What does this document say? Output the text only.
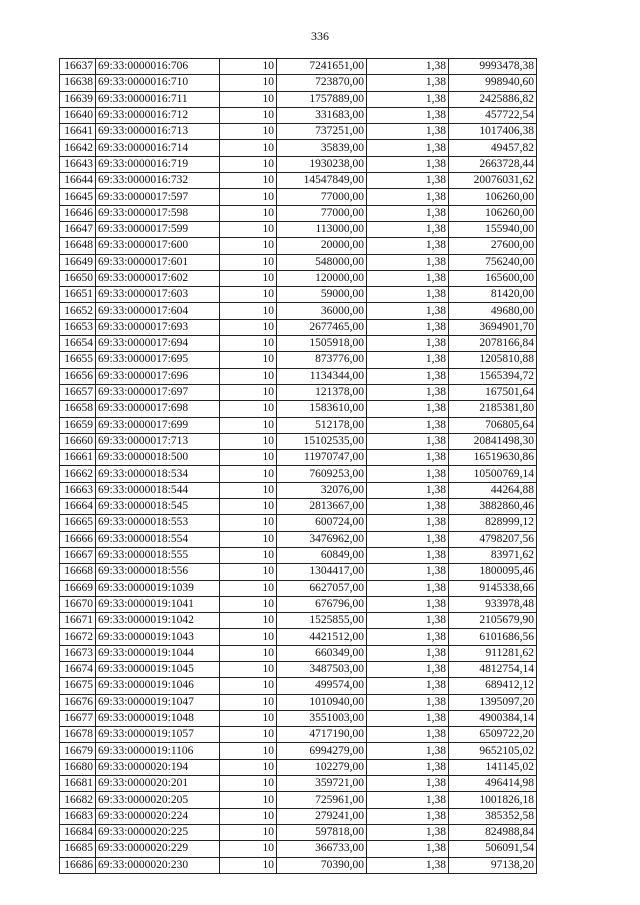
336
16637	69:33:0000016:706	10	7241651,00	1,38	9993478,38
16638	69:33:0000016:710	10	723870,00	1,38	998940,60
16639	69:33:0000016:711	10	1757889,00	1,38	2425886,82
16640	69:33:0000016:712	10	331683,00	1,38	457722,54
16641	69:33:0000016:713	10	737251,00	1,38	1017406,38
16642	69:33:0000016:714	10	35839,00	1,38	49457,82
16643	69:33:0000016:719	10	1930238,00	1,38	2663728,44
16644	69:33:0000016:732	10	14547849,00	1,38	20076031,62
16645	69:33:0000017:597	10	77000,00	1,38	106260,00
16646	69:33:0000017:598	10	77000,00	1,38	106260,00
16647	69:33:0000017:599	10	113000,00	1,38	155940,00
16648	69:33:0000017:600	10	20000,00	1,38	27600,00
16649	69:33:0000017:601	10	548000,00	1,38	756240,00
16650	69:33:0000017:602	10	120000,00	1,38	165600,00
16651	69:33:0000017:603	10	59000,00	1,38	81420,00
16652	69:33:0000017:604	10	36000,00	1,38	49680,00
16653	69:33:0000017:693	10	2677465,00	1,38	3694901,70
16654	69:33:0000017:694	10	1505918,00	1,38	2078166,84
16655	69:33:0000017:695	10	873776,00	1,38	1205810,88
16656	69:33:0000017:696	10	1134344,00	1,38	1565394,72
16657	69:33:0000017:697	10	121378,00	1,38	167501,64
16658	69:33:0000017:698	10	1583610,00	1,38	2185381,80
16659	69:33:0000017:699	10	512178,00	1,38	706805,64
16660	69:33:0000017:713	10	15102535,00	1,38	20841498,30
16661	69:33:0000018:500	10	11970747,00	1,38	16519630,86
16662	69:33:0000018:534	10	7609253,00	1,38	10500769,14
16663	69:33:0000018:544	10	32076,00	1,38	44264,88
16664	69:33:0000018:545	10	2813667,00	1,38	3882860,46
16665	69:33:0000018:553	10	600724,00	1,38	828999,12
16666	69:33:0000018:554	10	3476962,00	1,38	4798207,56
16667	69:33:0000018:555	10	60849,00	1,38	83971,62
16668	69:33:0000018:556	10	1304417,00	1,38	1800095,46
16669	69:33:0000019:1039	10	6627057,00	1,38	9145338,66
16670	69:33:0000019:1041	10	676796,00	1,38	933978,48
16671	69:33:0000019:1042	10	1525855,00	1,38	2105679,90
16672	69:33:0000019:1043	10	4421512,00	1,38	6101686,56
16673	69:33:0000019:1044	10	660349,00	1,38	911281,62
16674	69:33:0000019:1045	10	3487503,00	1,38	4812754,14
16675	69:33:0000019:1046	10	499574,00	1,38	689412,12
16676	69:33:0000019:1047	10	1010940,00	1,38	1395097,20
16677	69:33:0000019:1048	10	3551003,00	1,38	4900384,14
16678	69:33:0000019:1057	10	4717190,00	1,38	6509722,20
16679	69:33:0000019:1106	10	6994279,00	1,38	9652105,02
16680	69:33:0000020:194	10	102279,00	1,38	141145,02
16681	69:33:0000020:201	10	359721,00	1,38	496414,98
16682	69:33:0000020:205	10	725961,00	1,38	1001826,18
16683	69:33:0000020:224	10	279241,00	1,38	385352,58
16684	69:33:0000020:225	10	597818,00	1,38	824988,84
16685	69:33:0000020:229	10	366733,00	1,38	506091,54
16686	69:33:0000020:230	10	70390,00	1,38	97138,20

PROBLEM TO WORK ON — Using the records above, output their complete text exactly, minus any images.

REPLY —
What does this document say? Output the text only.
336
16637	69:33:0000016:706	10	7241651,00	1,38	9993478,38
16638	69:33:0000016:710	10	723870,00	1,38	998940,60
16639	69:33:0000016:711	10	1757889,00	1,38	2425886,82
16640	69:33:0000016:712	10	331683,00	1,38	457722,54
16641	69:33:0000016:713	10	737251,00	1,38	1017406,38
16642	69:33:0000016:714	10	35839,00	1,38	49457,82
16643	69:33:0000016:719	10	1930238,00	1,38	2663728,44
16644	69:33:0000016:732	10	14547849,00	1,38	20076031,62
16645	69:33:0000017:597	10	77000,00	1,38	106260,00
16646	69:33:0000017:598	10	77000,00	1,38	106260,00
16647	69:33:0000017:599	10	113000,00	1,38	155940,00
16648	69:33:0000017:600	10	20000,00	1,38	27600,00
16649	69:33:0000017:601	10	548000,00	1,38	756240,00
16650	69:33:0000017:602	10	120000,00	1,38	165600,00
16651	69:33:0000017:603	10	59000,00	1,38	81420,00
16652	69:33:0000017:604	10	36000,00	1,38	49680,00
16653	69:33:0000017:693	10	2677465,00	1,38	3694901,70
16654	69:33:0000017:694	10	1505918,00	1,38	2078166,84
16655	69:33:0000017:695	10	873776,00	1,38	1205810,88
16656	69:33:0000017:696	10	1134344,00	1,38	1565394,72
16657	69:33:0000017:697	10	121378,00	1,38	167501,64
16658	69:33:0000017:698	10	1583610,00	1,38	2185381,80
16659	69:33:0000017:699	10	512178,00	1,38	706805,64
16660	69:33:0000017:713	10	15102535,00	1,38	20841498,30
16661	69:33:0000018:500	10	11970747,00	1,38	16519630,86
16662	69:33:0000018:534	10	7609253,00	1,38	10500769,14
16663	69:33:0000018:544	10	32076,00	1,38	44264,88
16664	69:33:0000018:545	10	2813667,00	1,38	3882860,46
16665	69:33:0000018:553	10	600724,00	1,38	828999,12
16666	69:33:0000018:554	10	3476962,00	1,38	4798207,56
16667	69:33:0000018:555	10	60849,00	1,38	83971,62
16668	69:33:0000018:556	10	1304417,00	1,38	1800095,46
16669	69:33:0000019:1039	10	6627057,00	1,38	9145338,66
16670	69:33:0000019:1041	10	676796,00	1,38	933978,48
16671	69:33:0000019:1042	10	1525855,00	1,38	2105679,90
16672	69:33:0000019:1043	10	4421512,00	1,38	6101686,56
16673	69:33:0000019:1044	10	660349,00	1,38	911281,62
16674	69:33:0000019:1045	10	3487503,00	1,38	4812754,14
16675	69:33:0000019:1046	10	499574,00	1,38	689412,12
16676	69:33:0000019:1047	10	1010940,00	1,38	1395097,20
16677	69:33:0000019:1048	10	3551003,00	1,38	4900384,14
16678	69:33:0000019:1057	10	4717190,00	1,38	6509722,20
16679	69:33:0000019:1106	10	6994279,00	1,38	9652105,02
16680	69:33:0000020:194	10	102279,00	1,38	141145,02
16681	69:33:0000020:201	10	359721,00	1,38	496414,98
16682	69:33:0000020:205	10	725961,00	1,38	1001826,18
16683	69:33:0000020:224	10	279241,00	1,38	385352,58
16684	69:33:0000020:225	10	597818,00	1,38	824988,84
16685	69:33:0000020:229	10	366733,00	1,38	506091,54
16686	69:33:0000020:230	10	70390,00	1,38	97138,20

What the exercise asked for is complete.